- To be done -
Find the word "name" in the records below. List each line containing it.

Records from a collection
════

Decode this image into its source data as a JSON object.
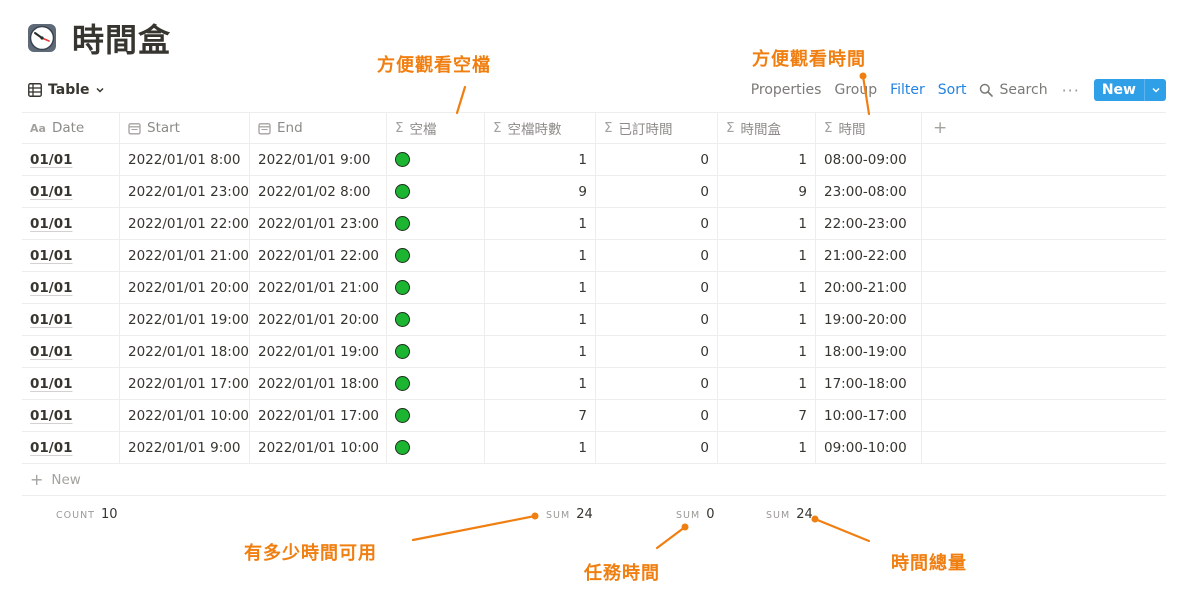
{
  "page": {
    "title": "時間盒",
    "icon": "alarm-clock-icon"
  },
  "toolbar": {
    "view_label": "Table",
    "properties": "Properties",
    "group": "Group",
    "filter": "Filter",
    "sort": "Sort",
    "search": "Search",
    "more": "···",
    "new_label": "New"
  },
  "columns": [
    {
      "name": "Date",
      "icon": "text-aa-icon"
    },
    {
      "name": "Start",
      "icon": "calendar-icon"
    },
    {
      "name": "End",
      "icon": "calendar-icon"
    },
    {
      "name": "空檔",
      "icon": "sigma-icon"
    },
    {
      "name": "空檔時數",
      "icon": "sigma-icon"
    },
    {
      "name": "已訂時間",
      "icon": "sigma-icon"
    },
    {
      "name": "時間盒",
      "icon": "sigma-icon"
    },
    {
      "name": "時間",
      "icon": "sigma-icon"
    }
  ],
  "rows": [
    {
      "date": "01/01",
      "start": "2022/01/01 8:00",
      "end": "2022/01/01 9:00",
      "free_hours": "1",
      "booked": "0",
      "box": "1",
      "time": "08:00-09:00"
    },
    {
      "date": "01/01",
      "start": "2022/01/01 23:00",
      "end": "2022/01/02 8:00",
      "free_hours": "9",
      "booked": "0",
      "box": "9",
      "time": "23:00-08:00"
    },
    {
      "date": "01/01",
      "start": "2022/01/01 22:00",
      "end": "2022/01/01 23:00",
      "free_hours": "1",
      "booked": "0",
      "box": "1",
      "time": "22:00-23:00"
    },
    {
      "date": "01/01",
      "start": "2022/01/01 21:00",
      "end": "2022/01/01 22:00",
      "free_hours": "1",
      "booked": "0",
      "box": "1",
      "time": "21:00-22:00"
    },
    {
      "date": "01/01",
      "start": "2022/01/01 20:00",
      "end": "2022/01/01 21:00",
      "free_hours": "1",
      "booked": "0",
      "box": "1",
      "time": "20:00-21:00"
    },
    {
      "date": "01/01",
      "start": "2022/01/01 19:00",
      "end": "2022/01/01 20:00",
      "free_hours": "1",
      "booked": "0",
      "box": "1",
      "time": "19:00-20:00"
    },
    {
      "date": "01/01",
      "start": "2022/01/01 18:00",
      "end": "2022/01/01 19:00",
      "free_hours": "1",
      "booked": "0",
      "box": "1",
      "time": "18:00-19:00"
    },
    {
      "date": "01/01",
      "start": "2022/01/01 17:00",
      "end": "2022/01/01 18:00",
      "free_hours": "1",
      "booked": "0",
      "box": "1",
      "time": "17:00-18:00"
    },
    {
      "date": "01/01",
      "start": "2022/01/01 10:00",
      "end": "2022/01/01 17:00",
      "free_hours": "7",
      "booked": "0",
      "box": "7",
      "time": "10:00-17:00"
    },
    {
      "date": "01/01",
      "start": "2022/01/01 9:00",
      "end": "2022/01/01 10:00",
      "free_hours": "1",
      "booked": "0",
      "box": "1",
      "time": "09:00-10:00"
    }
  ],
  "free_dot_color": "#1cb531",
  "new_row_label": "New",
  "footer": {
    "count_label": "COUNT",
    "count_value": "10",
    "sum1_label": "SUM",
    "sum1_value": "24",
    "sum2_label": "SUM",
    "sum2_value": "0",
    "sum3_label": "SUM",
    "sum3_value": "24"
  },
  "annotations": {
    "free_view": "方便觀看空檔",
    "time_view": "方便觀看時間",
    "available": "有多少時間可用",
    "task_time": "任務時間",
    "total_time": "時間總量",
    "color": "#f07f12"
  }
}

════

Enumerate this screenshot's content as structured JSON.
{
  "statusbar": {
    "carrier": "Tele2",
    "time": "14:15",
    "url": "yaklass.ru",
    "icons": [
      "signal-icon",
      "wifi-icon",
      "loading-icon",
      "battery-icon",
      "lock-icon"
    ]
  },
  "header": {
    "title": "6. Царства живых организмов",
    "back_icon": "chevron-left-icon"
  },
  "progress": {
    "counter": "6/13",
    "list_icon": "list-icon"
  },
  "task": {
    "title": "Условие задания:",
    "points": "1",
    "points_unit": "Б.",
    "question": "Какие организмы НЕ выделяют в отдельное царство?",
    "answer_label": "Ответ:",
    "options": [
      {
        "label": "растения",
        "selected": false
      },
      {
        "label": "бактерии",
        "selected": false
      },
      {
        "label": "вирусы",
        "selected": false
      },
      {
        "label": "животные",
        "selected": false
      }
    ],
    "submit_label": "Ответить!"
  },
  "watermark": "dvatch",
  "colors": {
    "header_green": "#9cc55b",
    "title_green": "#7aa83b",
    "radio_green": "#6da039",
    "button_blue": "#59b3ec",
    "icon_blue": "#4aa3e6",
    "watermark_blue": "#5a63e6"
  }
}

════

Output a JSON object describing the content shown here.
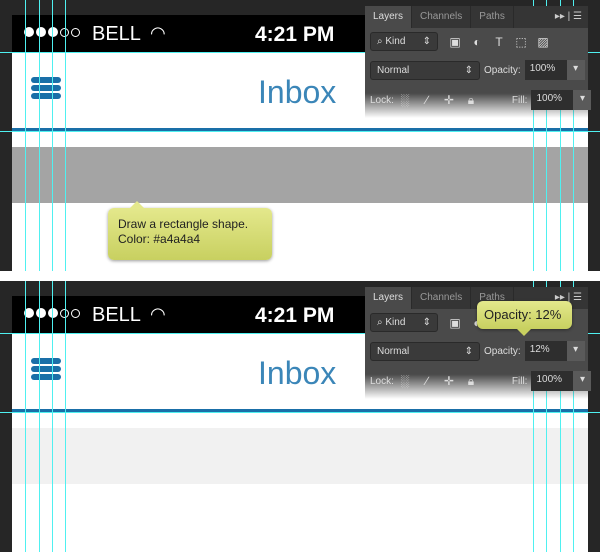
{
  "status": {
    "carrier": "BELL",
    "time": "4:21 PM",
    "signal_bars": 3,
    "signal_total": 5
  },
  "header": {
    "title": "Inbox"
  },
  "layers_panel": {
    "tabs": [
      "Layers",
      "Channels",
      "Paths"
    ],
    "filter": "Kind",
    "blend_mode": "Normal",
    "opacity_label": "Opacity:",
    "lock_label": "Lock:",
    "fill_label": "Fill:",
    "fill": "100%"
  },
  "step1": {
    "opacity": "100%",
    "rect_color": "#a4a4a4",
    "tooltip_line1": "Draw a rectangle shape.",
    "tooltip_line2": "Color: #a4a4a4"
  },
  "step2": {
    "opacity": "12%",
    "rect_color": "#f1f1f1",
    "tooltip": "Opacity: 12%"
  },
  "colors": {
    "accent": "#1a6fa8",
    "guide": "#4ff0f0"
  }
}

════

- Task response -
      "name": "Date",
      "name": "Start",
      "name": "End",
      "name": "空檔",
      "name": "空檔時數",
      "name": "已訂時間",
      "name": "時間盒",
      "name": "時間",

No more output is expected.